— Start —
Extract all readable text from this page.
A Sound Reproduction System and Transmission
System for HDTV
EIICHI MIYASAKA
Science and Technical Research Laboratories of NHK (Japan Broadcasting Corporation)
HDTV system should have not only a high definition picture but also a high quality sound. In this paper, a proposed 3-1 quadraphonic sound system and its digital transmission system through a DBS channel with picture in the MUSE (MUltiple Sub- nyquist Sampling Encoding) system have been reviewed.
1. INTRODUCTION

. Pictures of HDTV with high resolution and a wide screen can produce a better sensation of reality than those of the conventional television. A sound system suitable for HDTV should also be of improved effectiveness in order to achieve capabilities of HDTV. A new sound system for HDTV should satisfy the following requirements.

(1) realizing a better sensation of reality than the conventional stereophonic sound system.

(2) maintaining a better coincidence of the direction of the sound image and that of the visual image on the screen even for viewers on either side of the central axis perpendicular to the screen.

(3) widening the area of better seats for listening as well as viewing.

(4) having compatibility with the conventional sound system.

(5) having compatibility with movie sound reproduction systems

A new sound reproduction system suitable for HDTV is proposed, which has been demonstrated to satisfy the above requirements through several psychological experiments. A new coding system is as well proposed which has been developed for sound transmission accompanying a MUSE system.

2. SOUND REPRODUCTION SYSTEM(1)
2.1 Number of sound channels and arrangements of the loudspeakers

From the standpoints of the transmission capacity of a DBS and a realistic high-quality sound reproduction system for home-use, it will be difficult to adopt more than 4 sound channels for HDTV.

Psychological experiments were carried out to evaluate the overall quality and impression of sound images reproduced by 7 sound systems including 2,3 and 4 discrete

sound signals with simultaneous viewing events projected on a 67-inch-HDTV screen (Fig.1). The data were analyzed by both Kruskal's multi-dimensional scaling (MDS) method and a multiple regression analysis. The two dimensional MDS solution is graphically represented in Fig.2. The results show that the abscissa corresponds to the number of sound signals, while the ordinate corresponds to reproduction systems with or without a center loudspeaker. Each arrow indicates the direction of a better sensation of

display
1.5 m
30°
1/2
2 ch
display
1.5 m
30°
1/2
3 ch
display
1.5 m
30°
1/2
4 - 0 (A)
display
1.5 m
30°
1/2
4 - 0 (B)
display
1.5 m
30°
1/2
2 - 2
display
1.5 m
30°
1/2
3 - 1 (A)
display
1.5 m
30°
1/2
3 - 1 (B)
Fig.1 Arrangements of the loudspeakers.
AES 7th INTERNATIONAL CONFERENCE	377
— End —
OBJECTIVE ->
Write the listing out again, exactly as shown above.

WRITTEN SOLUTION ->
Extract all readable text from this page.
A Sound Reproduction System and Transmission
System for HDTV
EIICHI MIYASAKA
Science and Technical Research Laboratories of NHK (Japan Broadcasting Corporation)
HDTV system should have not only a high definition picture but also a high quality sound. In this paper, a proposed 3-1 quadraphonic sound system and its digital transmission system through a DBS channel with picture in the MUSE (MUltiple Sub- nyquist Sampling Encoding) system have been reviewed.
1. INTRODUCTION

. Pictures of HDTV with high resolution and a wide screen can produce a better sensation of reality than those of the conventional television. A sound system suitable for HDTV should also be of improved effectiveness in order to achieve capabilities of HDTV. A new sound system for HDTV should satisfy the following requirements.

(1) realizing a better sensation of reality than the conventional stereophonic sound system.

(2) maintaining a better coincidence of the direction of the sound image and that of the visual image on the screen even for viewers on either side of the central axis perpendicular to the screen.

(3) widening the area of better seats for listening as well as viewing.

(4) having compatibility with the conventional sound system.

(5) having compatibility with movie sound reproduction systems

A new sound reproduction system suitable for HDTV is proposed, which has been demonstrated to satisfy the above requirements through several psychological experiments. A new coding system is as well proposed which has been developed for sound transmission accompanying a MUSE system.

2. SOUND REPRODUCTION SYSTEM(1)
2.1 Number of sound channels and arrangements of the loudspeakers

From the standpoints of the transmission capacity of a DBS and a realistic high-quality sound reproduction system for home-use, it will be difficult to adopt more than 4 sound channels for HDTV.

Psychological experiments were carried out to evaluate the overall quality and impression of sound images reproduced by 7 sound systems including 2,3 and 4 discrete

sound signals with simultaneous viewing events projected on a 67-inch-HDTV screen (Fig.1). The data were analyzed by both Kruskal's multi-dimensional scaling (MDS) method and a multiple regression analysis. The two dimensional MDS solution is graphically represented in Fig.2. The results show that the abscissa corresponds to the number of sound signals, while the ordinate corresponds to reproduction systems with or without a center loudspeaker. Each arrow indicates the direction of a better sensation of

display
1.5 m
30°
1/2
2 ch
display
1.5 m
30°
1/2
3 ch
display
1.5 m
30°
1/2
4 - 0 (A)
display
1.5 m
30°
1/2
4 - 0 (B)
display
1.5 m
30°
1/2
2 - 2
display
1.5 m
30°
1/2
3 - 1 (A)
display
1.5 m
30°
1/2
3 - 1 (B)
Fig.1 Arrangements of the loudspeakers.
AES 7th INTERNATIONAL CONFERENCE	377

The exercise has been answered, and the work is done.